= Short problem =
From the entries below, pull out each line where "РЕМЕСЛО" appears.
====== Exercise materials ======
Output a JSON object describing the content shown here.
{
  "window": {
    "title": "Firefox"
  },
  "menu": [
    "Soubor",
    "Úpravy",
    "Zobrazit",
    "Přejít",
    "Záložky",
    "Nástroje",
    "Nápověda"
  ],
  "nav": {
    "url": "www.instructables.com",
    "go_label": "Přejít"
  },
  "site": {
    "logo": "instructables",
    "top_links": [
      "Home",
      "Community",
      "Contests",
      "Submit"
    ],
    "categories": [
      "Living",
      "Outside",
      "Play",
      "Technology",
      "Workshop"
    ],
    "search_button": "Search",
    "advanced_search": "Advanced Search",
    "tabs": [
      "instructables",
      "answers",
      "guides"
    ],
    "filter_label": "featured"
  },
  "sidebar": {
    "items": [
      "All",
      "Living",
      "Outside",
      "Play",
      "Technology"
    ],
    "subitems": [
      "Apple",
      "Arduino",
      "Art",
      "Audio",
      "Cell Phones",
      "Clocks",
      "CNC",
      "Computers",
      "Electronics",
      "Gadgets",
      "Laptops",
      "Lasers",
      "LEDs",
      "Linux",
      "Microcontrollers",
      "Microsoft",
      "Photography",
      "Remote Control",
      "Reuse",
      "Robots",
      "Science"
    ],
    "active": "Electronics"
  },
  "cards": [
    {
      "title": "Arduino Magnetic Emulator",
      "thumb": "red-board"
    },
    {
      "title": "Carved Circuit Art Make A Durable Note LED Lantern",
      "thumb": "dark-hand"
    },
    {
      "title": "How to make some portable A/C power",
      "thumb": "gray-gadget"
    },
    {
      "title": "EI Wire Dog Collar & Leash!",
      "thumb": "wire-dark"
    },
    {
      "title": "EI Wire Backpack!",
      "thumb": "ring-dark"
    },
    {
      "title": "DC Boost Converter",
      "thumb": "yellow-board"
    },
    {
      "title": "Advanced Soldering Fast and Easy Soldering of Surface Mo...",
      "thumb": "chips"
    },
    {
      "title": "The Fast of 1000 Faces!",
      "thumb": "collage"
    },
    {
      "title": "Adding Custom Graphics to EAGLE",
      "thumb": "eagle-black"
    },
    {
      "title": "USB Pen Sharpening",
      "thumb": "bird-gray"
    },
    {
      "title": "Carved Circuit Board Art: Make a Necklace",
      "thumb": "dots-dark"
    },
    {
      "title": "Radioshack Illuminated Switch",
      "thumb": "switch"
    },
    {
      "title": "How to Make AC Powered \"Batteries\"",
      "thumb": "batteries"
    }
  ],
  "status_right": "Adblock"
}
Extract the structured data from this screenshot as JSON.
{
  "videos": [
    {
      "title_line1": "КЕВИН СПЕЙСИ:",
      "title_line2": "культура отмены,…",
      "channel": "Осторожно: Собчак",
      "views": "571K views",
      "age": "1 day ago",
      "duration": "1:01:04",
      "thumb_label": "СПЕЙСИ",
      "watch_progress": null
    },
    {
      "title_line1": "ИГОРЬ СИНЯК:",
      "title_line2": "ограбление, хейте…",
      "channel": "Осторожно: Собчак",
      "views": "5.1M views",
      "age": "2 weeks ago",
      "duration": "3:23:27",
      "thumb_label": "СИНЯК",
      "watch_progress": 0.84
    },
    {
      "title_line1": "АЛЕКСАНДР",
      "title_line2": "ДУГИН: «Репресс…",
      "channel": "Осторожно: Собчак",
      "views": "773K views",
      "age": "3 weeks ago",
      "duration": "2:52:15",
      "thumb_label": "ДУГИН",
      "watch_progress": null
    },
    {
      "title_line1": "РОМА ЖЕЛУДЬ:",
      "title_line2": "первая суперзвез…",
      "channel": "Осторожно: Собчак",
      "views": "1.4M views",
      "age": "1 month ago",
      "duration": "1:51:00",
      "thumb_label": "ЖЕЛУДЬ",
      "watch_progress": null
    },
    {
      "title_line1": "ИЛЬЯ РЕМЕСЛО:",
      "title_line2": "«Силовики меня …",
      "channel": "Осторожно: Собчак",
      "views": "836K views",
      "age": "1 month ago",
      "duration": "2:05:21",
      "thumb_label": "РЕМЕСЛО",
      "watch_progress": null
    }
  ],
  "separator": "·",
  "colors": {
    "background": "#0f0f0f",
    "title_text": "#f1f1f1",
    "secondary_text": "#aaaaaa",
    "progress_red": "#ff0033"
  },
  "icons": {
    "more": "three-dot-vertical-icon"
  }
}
======
====== Exercise materials ======
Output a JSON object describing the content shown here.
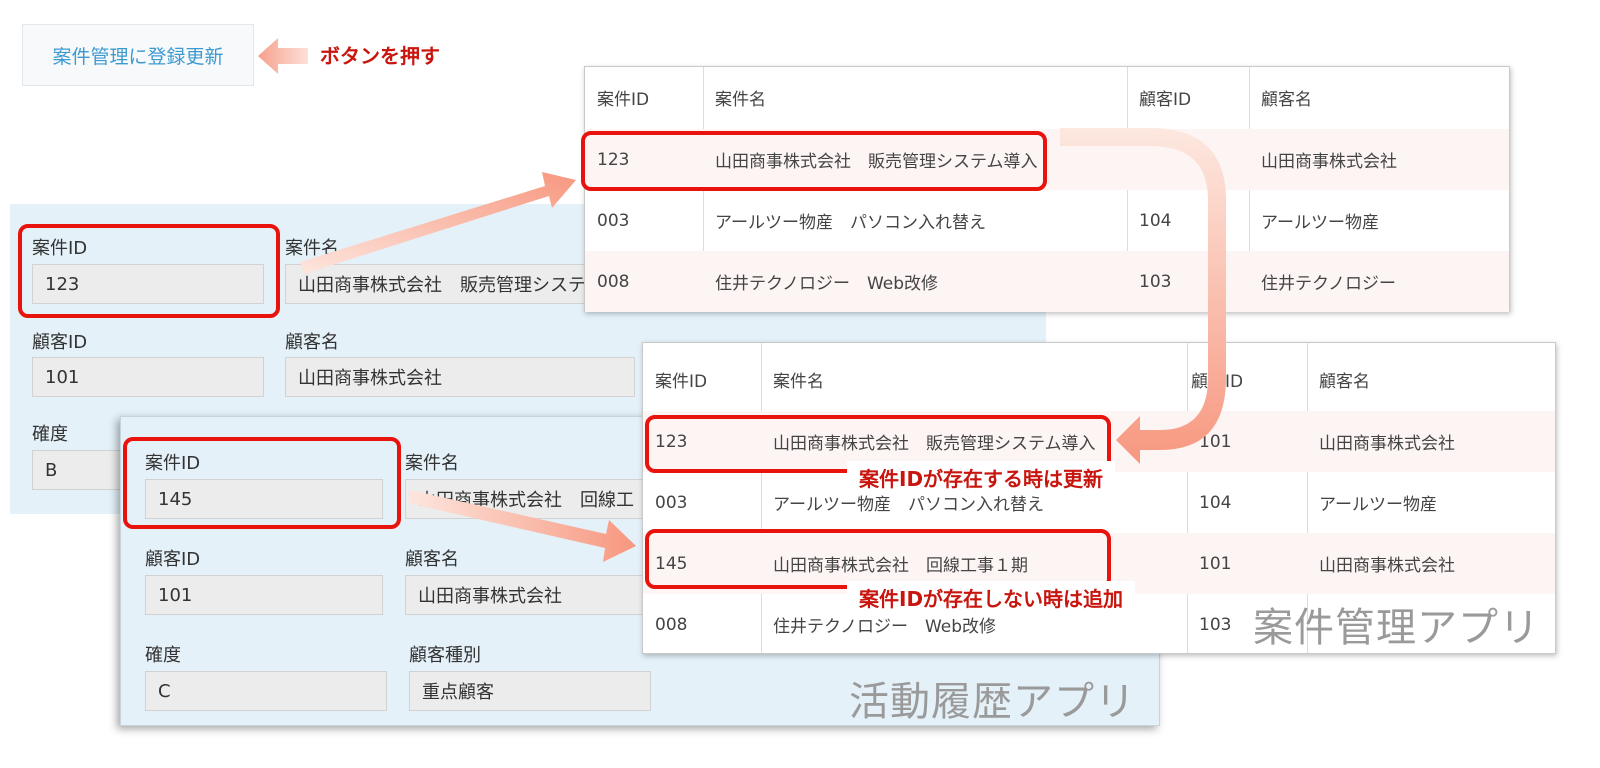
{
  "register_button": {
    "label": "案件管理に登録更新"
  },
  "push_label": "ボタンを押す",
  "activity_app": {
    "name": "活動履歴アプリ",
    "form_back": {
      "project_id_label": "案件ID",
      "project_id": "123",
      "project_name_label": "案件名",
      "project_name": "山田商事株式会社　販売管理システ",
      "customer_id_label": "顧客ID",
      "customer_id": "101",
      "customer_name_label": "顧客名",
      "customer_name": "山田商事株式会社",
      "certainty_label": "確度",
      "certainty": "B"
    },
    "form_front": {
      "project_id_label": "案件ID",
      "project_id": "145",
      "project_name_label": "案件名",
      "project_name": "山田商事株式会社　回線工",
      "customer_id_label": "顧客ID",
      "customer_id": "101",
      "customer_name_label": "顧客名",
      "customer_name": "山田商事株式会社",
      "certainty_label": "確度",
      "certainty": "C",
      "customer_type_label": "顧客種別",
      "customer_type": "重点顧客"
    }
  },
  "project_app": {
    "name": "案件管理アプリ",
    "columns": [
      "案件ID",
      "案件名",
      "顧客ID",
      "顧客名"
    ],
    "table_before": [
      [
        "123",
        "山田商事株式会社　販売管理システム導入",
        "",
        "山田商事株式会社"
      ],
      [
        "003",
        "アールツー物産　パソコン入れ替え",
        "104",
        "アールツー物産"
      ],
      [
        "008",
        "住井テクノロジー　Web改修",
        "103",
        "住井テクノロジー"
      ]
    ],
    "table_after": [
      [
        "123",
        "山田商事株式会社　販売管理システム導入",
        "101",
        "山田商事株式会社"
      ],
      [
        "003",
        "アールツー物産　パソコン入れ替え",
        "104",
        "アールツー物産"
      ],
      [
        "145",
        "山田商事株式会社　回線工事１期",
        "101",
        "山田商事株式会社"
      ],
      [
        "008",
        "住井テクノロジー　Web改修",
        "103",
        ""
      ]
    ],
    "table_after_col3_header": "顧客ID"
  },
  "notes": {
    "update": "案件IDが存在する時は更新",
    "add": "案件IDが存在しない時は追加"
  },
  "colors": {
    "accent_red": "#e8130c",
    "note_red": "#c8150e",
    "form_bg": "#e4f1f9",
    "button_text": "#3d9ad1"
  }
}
======
====== Exercise materials ======
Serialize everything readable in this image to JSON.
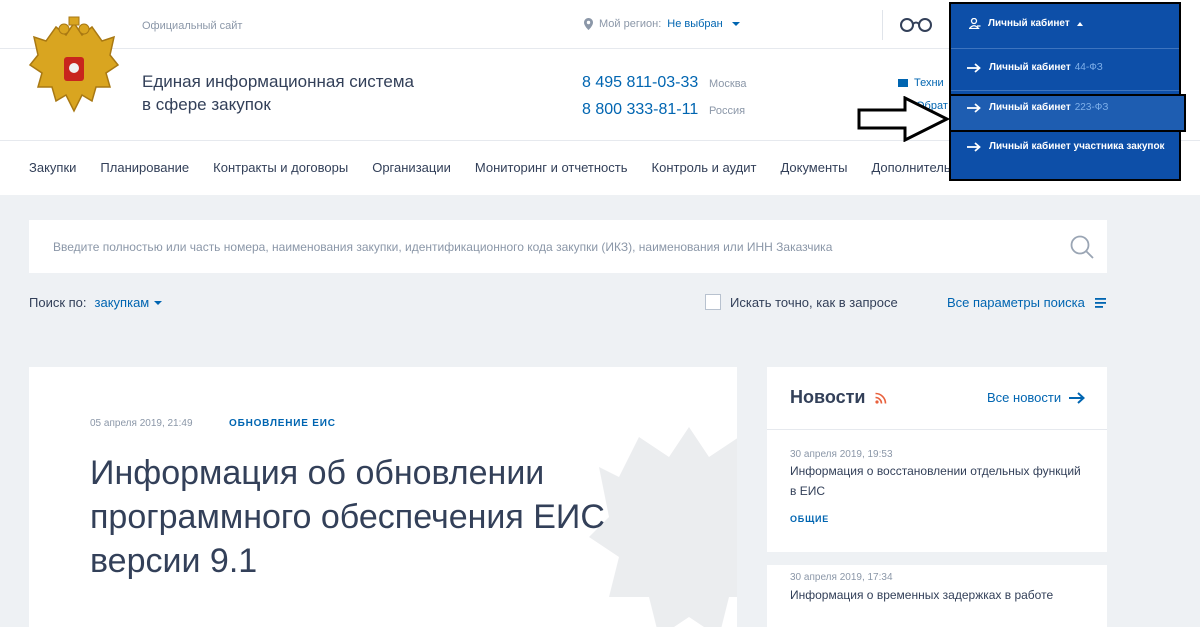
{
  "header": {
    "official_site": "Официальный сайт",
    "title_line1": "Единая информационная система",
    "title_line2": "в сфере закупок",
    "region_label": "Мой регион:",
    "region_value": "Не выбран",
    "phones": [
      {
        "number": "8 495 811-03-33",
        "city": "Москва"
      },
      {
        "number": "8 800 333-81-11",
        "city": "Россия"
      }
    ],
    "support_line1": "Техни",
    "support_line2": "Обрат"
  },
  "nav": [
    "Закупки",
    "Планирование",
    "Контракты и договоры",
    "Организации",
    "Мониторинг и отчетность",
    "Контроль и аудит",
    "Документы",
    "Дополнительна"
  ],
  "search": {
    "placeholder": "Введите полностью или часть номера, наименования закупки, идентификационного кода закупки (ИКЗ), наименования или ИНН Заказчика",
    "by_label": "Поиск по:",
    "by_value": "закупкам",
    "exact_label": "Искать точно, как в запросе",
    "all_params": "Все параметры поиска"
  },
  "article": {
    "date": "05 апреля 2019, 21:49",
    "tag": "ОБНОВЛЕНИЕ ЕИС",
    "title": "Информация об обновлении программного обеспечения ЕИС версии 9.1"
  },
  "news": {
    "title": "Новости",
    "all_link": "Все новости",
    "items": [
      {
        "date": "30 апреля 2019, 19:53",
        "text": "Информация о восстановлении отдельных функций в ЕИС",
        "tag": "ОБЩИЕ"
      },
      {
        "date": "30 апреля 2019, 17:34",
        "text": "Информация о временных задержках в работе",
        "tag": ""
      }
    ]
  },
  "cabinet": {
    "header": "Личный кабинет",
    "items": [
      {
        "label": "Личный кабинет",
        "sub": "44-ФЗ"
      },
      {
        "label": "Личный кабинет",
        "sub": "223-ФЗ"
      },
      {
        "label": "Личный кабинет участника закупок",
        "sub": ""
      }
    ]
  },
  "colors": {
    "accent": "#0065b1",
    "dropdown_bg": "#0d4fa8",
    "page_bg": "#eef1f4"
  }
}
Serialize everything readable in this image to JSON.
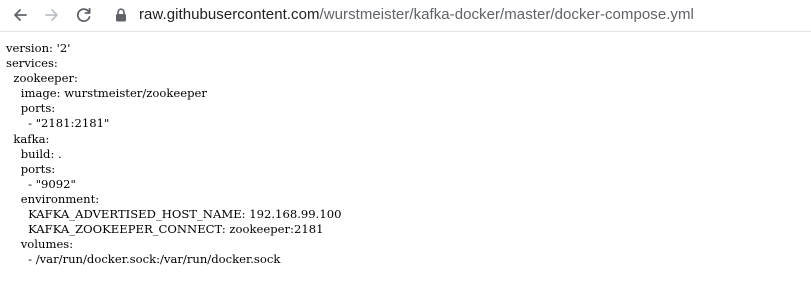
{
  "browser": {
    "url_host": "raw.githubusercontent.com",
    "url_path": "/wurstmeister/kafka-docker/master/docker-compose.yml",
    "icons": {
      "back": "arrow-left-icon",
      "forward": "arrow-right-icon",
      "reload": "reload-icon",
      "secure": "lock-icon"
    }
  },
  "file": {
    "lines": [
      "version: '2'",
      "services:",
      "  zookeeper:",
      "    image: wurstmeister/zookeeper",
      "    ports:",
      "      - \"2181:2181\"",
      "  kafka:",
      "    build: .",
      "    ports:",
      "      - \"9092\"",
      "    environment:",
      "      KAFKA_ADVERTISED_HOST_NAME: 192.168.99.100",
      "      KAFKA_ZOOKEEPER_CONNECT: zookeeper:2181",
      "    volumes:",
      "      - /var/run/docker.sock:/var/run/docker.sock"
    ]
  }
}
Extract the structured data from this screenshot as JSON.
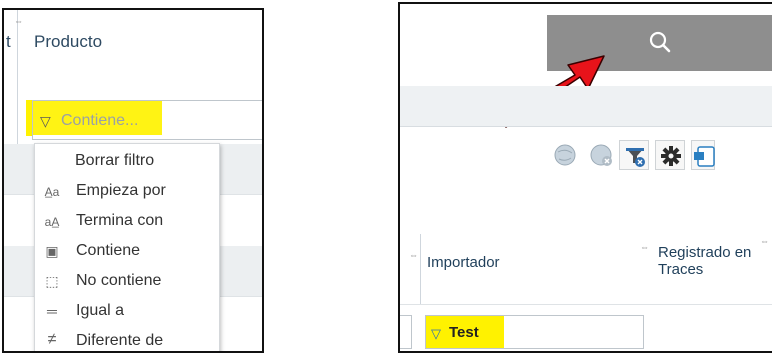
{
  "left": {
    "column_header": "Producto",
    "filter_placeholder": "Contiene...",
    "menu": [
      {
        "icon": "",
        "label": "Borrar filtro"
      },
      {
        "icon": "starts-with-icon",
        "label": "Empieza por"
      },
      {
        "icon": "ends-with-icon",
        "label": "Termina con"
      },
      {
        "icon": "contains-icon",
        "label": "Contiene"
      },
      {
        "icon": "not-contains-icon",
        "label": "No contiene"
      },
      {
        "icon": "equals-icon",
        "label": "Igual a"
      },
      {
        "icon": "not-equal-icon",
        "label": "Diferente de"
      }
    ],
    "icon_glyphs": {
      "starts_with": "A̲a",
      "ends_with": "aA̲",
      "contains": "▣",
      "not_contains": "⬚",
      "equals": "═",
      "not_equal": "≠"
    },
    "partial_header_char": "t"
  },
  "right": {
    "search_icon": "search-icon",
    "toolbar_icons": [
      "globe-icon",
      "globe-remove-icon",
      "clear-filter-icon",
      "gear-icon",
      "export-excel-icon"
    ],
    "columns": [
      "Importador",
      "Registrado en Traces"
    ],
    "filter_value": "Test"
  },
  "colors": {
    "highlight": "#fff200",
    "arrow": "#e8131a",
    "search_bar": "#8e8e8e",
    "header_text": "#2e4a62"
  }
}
======
= Exercise result =
      "title_line1": "ИЛЬЯ РЕМЕСЛО:",
      "thumb_label": "РЕМЕСЛО",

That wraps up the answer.